- Objective A: In the forum thread, which board did Slasher say he would bring the idea up in?
- Objective B: Copy everything in the forum thread from "The deal was" down to "the Raptors board.", keeping every word and punctuation mark unchanged.
- Objective C: List each distinct emoticon code written between colons in the forum thread.
** Begin Text shown **
The wait is almost over, you can change your avatars back after May 1. :biggrin: 
Thanks to all who participated.

Kudos to those who obliged, you have my respect. :clap: 


Let's do it again next year, it was fun!


----------



## speedythief (Jul 16, 2003)

faNETicS said:


> The wait is almost over, you can change your avatars back after May 1. :biggrin:
> Thanks to all who participated.
> 
> Kudos to those who obliged, you have my respect. :clap:
> ...


After May 1?

Wasn't the game on the 15th? Two weeks from the 15th is the 29th--today.


----------



## Turkish Delight (Mar 17, 2004)

Looks like I can finally get rid of this silly thing.
:biggrin:


----------



## JS03 (Jan 5, 2005)

Turkish Delight said:


> Looks like I can finally get rid of this silly thing.
> :biggrin:


same here..


----------



## Slasher (Jul 11, 2003)

Cheaters. Its not May 1st yet. 

I actually like having mine on.


----------



## Turkish Delight (Mar 17, 2004)

speedythief said:


> After May 1?
> 
> Wasn't the game on the 15th? Two weeks from the 15th is the 29th--today.


You stand correct Slasher!


----------



## Slasher (Jul 11, 2003)

Turkish Delight said:


> You stand correct Slasher!


The deal was till May 1st. 



Slasher said:


> Ah let's make it more interesting. How does till May 1st sound? I am sure the losers will grow sick of the avatar till then.
> 
> I will go bring this up in the Raptors board.


----------



## DwyaneWade (Apr 3, 2005)

too dam lazy to change... :dead: 

lol


----------
** End Text shown **
** Begin Dataset **
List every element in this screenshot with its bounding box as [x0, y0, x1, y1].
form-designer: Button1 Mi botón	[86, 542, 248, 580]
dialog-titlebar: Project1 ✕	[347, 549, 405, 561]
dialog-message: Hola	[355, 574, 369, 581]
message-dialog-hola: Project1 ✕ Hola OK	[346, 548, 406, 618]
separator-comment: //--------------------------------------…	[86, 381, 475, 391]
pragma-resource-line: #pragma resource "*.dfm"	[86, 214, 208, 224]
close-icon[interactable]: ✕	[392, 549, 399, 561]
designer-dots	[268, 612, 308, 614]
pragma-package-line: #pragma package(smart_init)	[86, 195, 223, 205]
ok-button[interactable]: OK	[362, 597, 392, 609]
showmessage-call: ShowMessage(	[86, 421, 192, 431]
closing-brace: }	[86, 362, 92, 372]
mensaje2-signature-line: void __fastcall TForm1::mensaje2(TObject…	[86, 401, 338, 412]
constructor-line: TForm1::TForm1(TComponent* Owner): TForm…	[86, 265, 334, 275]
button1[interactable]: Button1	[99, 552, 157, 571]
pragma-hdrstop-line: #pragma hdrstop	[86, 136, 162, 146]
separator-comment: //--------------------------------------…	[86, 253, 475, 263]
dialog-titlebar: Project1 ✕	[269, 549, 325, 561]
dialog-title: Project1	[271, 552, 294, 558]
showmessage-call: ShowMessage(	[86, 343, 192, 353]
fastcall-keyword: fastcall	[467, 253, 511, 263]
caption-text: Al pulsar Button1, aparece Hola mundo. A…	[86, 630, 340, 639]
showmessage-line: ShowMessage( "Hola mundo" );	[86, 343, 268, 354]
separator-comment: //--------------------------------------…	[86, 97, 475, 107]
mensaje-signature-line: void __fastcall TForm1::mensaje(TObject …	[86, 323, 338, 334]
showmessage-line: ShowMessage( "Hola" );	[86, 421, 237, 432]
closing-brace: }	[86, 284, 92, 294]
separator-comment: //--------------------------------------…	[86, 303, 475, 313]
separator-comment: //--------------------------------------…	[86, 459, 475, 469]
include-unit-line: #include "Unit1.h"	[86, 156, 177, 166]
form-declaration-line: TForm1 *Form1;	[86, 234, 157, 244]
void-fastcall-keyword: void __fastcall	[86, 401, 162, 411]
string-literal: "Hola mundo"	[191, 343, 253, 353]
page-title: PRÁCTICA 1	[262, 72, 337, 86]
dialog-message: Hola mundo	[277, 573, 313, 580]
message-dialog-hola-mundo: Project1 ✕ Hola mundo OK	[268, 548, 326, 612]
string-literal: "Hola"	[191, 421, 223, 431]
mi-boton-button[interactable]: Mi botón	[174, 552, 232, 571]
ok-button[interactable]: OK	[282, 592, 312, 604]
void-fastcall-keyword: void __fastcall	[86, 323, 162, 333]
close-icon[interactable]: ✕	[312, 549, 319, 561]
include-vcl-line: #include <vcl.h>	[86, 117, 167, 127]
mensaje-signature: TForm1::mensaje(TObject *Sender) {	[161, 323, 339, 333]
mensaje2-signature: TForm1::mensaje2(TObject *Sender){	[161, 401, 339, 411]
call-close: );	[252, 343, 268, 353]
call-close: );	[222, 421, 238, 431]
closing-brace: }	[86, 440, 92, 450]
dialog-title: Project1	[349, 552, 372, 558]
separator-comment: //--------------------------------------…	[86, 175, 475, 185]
** End Dataset **
- Response A: The Raptors board.

- Response B:
The deal was till May 1st. 



Slasher said:


> Ah let's make it more interesting. How does till May 1st sound? I am sure the losers will grow sick of the avatar till then.
> 
> I will go bring this up in the Raptors board.

- Response C: :biggrin:, :clap:, :dead: